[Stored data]

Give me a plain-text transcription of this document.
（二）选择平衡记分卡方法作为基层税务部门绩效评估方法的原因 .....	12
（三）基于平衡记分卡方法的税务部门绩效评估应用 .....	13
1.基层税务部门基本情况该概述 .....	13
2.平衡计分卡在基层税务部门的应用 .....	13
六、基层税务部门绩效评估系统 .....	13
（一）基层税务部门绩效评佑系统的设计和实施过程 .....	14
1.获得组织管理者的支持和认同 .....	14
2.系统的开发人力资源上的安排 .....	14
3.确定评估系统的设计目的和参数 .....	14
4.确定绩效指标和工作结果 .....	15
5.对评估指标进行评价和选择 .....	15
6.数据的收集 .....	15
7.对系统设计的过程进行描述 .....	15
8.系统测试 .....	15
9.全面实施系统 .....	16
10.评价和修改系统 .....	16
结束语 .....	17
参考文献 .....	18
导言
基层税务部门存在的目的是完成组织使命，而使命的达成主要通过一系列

■ Task to carry out:
Every entry should be printed again exactly as written.

■ Response for this exercise:
Give me a plain-text transcription of this document.
（二）选择平衡记分卡方法作为基层税务部门绩效评估方法的原因 .....	12
（三）基于平衡记分卡方法的税务部门绩效评估应用 .....	13
1.基层税务部门基本情况该概述 .....	13
2.平衡计分卡在基层税务部门的应用 .....	13
六、基层税务部门绩效评估系统 .....	13
（一）基层税务部门绩效评佑系统的设计和实施过程 .....	14
1.获得组织管理者的支持和认同 .....	14
2.系统的开发人力资源上的安排 .....	14
3.确定评估系统的设计目的和参数 .....	14
4.确定绩效指标和工作结果 .....	15
5.对评估指标进行评价和选择 .....	15
6.数据的收集 .....	15
7.对系统设计的过程进行描述 .....	15
8.系统测试 .....	15
9.全面实施系统 .....	16
10.评价和修改系统 .....	16
结束语 .....	17
参考文献 .....	18
导言
基层税务部门存在的目的是完成组织使命，而使命的达成主要通过一系列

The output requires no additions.